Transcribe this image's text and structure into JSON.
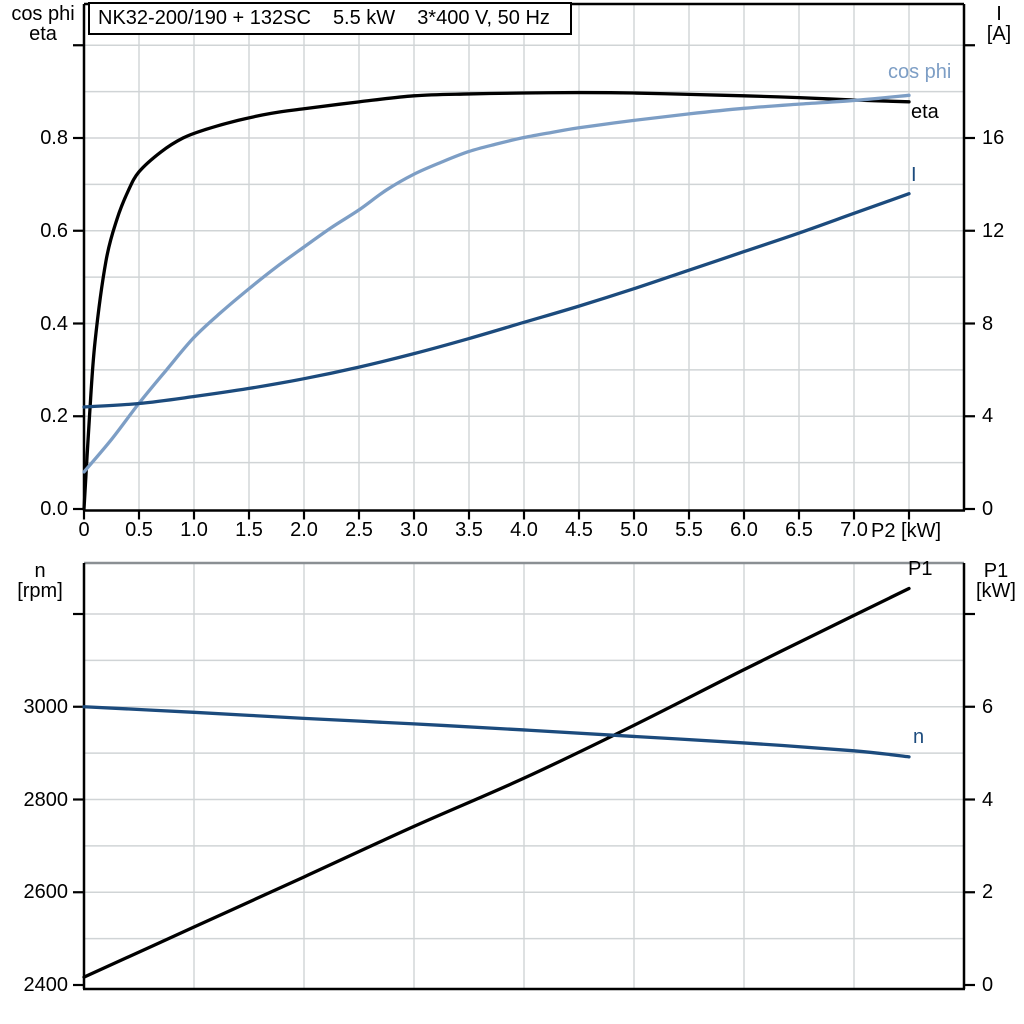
{
  "title_box": {
    "model": "NK32-200/190 + 132SC",
    "power": "5.5 kW",
    "supply": "3*400 V, 50 Hz"
  },
  "colors": {
    "eta": "#000000",
    "cos_phi": "#7d9ec5",
    "current": "#1c4b7d",
    "p1": "#000000",
    "n": "#1c4b7d",
    "grid": "#d0d4d6",
    "axis": "#000000",
    "bottom_chart_top_border": "#8a8f93"
  },
  "chart_data": [
    {
      "id": "electrical-panel",
      "type": "line",
      "title": "NK32-200/190 + 132SC 5.5 kW 3*400 V, 50 Hz",
      "x_axis": {
        "label": "P2 [kW]",
        "min": 0,
        "max": 8,
        "tick_step": 0.5,
        "grid_step": 0.5,
        "tick_labels": [
          "0",
          "0.5",
          "1.0",
          "1.5",
          "2.0",
          "2.5",
          "3.0",
          "3.5",
          "4.0",
          "4.5",
          "5.0",
          "5.5",
          "6.0",
          "6.5",
          "7.0"
        ],
        "tick_values": [
          0,
          0.5,
          1,
          1.5,
          2,
          2.5,
          3,
          3.5,
          4,
          4.5,
          5,
          5.5,
          6,
          6.5,
          7
        ],
        "extra_ticks": [
          7.5
        ]
      },
      "left_axis": {
        "header": [
          "cos phi",
          "eta"
        ],
        "min": 0,
        "max": 1.089,
        "tick_step": 0.2,
        "grid_step": 0.1,
        "tick_labels": [
          "0.0",
          "0.2",
          "0.4",
          "0.6",
          "0.8"
        ],
        "tick_values": [
          0,
          0.2,
          0.4,
          0.6,
          0.8
        ],
        "extra_ticks": [
          1.0
        ]
      },
      "right_axis": {
        "header": [
          "I",
          "[A]"
        ],
        "min": 0,
        "max": 21.8,
        "tick_step": 4,
        "grid_step": 2,
        "tick_labels": [
          "0",
          "4",
          "8",
          "12",
          "16"
        ],
        "tick_values": [
          0,
          4,
          8,
          12,
          16
        ],
        "extra_ticks": [
          20
        ]
      },
      "legend_position": "end-of-curve",
      "grid": true,
      "series": [
        {
          "name": "eta",
          "label": "eta",
          "axis": "left",
          "color_key": "eta",
          "points": [
            [
              0,
              0
            ],
            [
              0.05,
              0.2
            ],
            [
              0.1,
              0.36
            ],
            [
              0.2,
              0.535
            ],
            [
              0.3,
              0.625
            ],
            [
              0.4,
              0.685
            ],
            [
              0.5,
              0.727
            ],
            [
              0.7,
              0.77
            ],
            [
              0.9,
              0.8
            ],
            [
              1.1,
              0.818
            ],
            [
              1.4,
              0.838
            ],
            [
              1.7,
              0.853
            ],
            [
              2.0,
              0.863
            ],
            [
              2.5,
              0.878
            ],
            [
              3.0,
              0.891
            ],
            [
              3.5,
              0.895
            ],
            [
              4.0,
              0.897
            ],
            [
              4.5,
              0.898
            ],
            [
              5.0,
              0.897
            ],
            [
              5.5,
              0.894
            ],
            [
              6.0,
              0.891
            ],
            [
              6.5,
              0.887
            ],
            [
              7.0,
              0.882
            ],
            [
              7.5,
              0.878
            ]
          ]
        },
        {
          "name": "cos phi",
          "label": "cos phi",
          "axis": "left",
          "color_key": "cos_phi",
          "points": [
            [
              0,
              0.08
            ],
            [
              0.25,
              0.15
            ],
            [
              0.5,
              0.228
            ],
            [
              0.75,
              0.3
            ],
            [
              1.0,
              0.37
            ],
            [
              1.25,
              0.425
            ],
            [
              1.5,
              0.475
            ],
            [
              1.75,
              0.522
            ],
            [
              2.0,
              0.565
            ],
            [
              2.25,
              0.607
            ],
            [
              2.5,
              0.645
            ],
            [
              2.75,
              0.688
            ],
            [
              3.0,
              0.722
            ],
            [
              3.25,
              0.748
            ],
            [
              3.5,
              0.771
            ],
            [
              3.75,
              0.787
            ],
            [
              4.0,
              0.801
            ],
            [
              4.25,
              0.812
            ],
            [
              4.5,
              0.822
            ],
            [
              5.0,
              0.838
            ],
            [
              5.5,
              0.852
            ],
            [
              6.0,
              0.864
            ],
            [
              6.5,
              0.873
            ],
            [
              7.0,
              0.881
            ],
            [
              7.5,
              0.892
            ]
          ]
        },
        {
          "name": "I",
          "label": "I",
          "axis": "right",
          "color_key": "current",
          "points": [
            [
              0,
              4.4
            ],
            [
              0.5,
              4.55
            ],
            [
              1.0,
              4.85
            ],
            [
              1.5,
              5.2
            ],
            [
              2.0,
              5.62
            ],
            [
              2.5,
              6.12
            ],
            [
              3.0,
              6.7
            ],
            [
              3.5,
              7.35
            ],
            [
              4.0,
              8.05
            ],
            [
              4.5,
              8.75
            ],
            [
              5.0,
              9.5
            ],
            [
              5.5,
              10.3
            ],
            [
              6.0,
              11.1
            ],
            [
              6.5,
              11.9
            ],
            [
              7.0,
              12.75
            ],
            [
              7.5,
              13.6
            ]
          ]
        }
      ]
    },
    {
      "id": "mechanical-panel",
      "type": "line",
      "x_axis": {
        "label": "",
        "min": 0,
        "max": 8,
        "tick_step": 1,
        "grid_step": 1,
        "tick_labels": [],
        "tick_values": [],
        "extra_ticks": []
      },
      "left_axis": {
        "header": [
          "n",
          "[rpm]"
        ],
        "min": 2400,
        "max": 3310,
        "tick_step": 200,
        "grid_step": 100,
        "tick_labels": [
          "2400",
          "2600",
          "2800",
          "3000"
        ],
        "tick_values": [
          2400,
          2600,
          2800,
          3000
        ],
        "extra_ticks": [
          3200
        ]
      },
      "right_axis": {
        "header": [
          "P1",
          "[kW]"
        ],
        "min": 0,
        "max": 9.1,
        "tick_step": 2,
        "grid_step": 1,
        "tick_labels": [
          "0",
          "2",
          "4",
          "6"
        ],
        "tick_values": [
          0,
          2,
          4,
          6
        ],
        "extra_ticks": [
          8
        ]
      },
      "legend_position": "end-of-curve",
      "grid": true,
      "series": [
        {
          "name": "P1",
          "label": "P1",
          "axis": "right",
          "color_key": "p1",
          "points": [
            [
              0,
              0.17
            ],
            [
              1,
              1.25
            ],
            [
              2,
              2.33
            ],
            [
              3,
              3.42
            ],
            [
              4,
              4.46
            ],
            [
              5,
              5.6
            ],
            [
              6,
              6.8
            ],
            [
              7,
              7.97
            ],
            [
              7.5,
              8.55
            ]
          ]
        },
        {
          "name": "n",
          "label": "n",
          "axis": "left",
          "color_key": "n",
          "points": [
            [
              0,
              3000
            ],
            [
              1,
              2988
            ],
            [
              2,
              2975
            ],
            [
              3,
              2963
            ],
            [
              4,
              2950
            ],
            [
              5,
              2936
            ],
            [
              6,
              2922
            ],
            [
              7,
              2905
            ],
            [
              7.5,
              2892
            ]
          ]
        }
      ]
    }
  ]
}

— Work to complete —
Your task is to report how many lines of the material include the string "panel". Give the number and no other words.

— Answer for this exercise —
2